-- Records for the task start --

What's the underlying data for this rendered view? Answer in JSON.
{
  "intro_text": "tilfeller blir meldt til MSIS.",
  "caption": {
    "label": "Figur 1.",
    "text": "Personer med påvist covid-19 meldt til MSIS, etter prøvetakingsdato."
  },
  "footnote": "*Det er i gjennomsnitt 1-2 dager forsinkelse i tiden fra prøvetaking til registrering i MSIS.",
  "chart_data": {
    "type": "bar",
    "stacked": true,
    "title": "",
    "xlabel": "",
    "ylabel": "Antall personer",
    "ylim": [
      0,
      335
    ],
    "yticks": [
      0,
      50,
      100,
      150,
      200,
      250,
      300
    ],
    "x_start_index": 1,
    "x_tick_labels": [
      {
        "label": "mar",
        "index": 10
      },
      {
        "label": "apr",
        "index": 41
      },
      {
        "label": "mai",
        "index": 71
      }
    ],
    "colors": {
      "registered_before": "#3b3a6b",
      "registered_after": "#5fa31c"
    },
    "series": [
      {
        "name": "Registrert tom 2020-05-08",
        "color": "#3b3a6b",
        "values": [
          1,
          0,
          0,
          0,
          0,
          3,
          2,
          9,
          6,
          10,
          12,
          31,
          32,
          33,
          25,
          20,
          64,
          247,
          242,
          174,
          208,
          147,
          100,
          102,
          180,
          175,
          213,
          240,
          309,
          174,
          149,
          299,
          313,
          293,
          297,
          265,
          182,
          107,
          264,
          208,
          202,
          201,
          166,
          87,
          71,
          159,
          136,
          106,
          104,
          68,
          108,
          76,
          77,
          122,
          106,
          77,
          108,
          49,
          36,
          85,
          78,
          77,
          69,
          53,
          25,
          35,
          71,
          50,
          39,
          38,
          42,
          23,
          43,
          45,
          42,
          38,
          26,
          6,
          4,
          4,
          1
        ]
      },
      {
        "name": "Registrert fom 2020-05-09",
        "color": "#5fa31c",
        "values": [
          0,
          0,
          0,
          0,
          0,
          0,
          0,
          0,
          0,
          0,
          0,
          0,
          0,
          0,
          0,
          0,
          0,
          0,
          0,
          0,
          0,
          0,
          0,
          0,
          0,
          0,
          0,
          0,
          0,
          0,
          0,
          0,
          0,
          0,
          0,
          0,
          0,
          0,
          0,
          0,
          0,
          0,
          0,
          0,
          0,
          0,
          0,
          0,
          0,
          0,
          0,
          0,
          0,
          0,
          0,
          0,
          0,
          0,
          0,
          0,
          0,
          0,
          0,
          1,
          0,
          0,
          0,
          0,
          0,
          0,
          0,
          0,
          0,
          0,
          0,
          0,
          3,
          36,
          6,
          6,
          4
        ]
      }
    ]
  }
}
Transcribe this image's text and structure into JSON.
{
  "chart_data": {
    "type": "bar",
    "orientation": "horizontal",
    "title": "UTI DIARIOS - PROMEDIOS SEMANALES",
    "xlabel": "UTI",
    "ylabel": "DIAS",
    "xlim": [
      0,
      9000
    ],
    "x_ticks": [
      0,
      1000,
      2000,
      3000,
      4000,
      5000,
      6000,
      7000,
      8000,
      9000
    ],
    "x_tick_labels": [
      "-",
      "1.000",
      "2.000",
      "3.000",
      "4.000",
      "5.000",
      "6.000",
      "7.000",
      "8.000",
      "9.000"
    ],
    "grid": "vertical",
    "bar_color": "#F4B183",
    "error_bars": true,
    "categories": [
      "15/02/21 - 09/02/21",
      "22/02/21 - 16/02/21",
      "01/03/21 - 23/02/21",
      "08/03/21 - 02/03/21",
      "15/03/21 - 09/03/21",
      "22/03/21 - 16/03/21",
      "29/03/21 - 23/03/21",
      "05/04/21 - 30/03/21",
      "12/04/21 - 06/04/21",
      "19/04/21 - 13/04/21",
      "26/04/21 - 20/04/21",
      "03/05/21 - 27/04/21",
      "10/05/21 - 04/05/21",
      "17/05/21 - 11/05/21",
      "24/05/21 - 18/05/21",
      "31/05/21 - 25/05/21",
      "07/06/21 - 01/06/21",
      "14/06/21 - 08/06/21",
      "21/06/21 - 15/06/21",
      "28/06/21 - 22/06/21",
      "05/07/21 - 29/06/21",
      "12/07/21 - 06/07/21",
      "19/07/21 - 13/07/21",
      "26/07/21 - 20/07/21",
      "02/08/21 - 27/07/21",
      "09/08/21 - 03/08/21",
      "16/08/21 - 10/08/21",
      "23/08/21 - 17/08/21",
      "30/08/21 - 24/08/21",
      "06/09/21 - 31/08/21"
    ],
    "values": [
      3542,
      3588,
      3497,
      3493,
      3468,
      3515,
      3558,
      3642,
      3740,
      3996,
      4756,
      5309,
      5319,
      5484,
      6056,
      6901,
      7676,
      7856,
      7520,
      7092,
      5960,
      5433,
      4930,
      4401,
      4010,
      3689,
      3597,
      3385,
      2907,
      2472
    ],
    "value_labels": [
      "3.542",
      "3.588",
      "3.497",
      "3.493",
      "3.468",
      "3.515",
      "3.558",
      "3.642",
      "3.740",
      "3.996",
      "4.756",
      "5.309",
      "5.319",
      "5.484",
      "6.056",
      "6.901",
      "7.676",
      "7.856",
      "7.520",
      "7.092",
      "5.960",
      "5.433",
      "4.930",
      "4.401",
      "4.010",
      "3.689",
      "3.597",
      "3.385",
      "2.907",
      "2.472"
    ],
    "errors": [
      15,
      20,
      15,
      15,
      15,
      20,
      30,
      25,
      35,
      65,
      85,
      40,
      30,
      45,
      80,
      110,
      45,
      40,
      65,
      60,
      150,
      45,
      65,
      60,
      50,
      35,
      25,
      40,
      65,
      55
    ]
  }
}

-- Records for the task end --

■ Work to be completed: Within the listing above, find every line containing the string "MSIS" and return it.

■ Solution to the problem:
  "intro_text": "tilfeller blir meldt til MSIS.",
    "text": "Personer med påvist covid-19 meldt til MSIS, etter prøvetakingsdato."
  "footnote": "*Det er i gjennomsnitt 1-2 dager forsinkelse i tiden fra prøvetaking til registrering i MSIS.",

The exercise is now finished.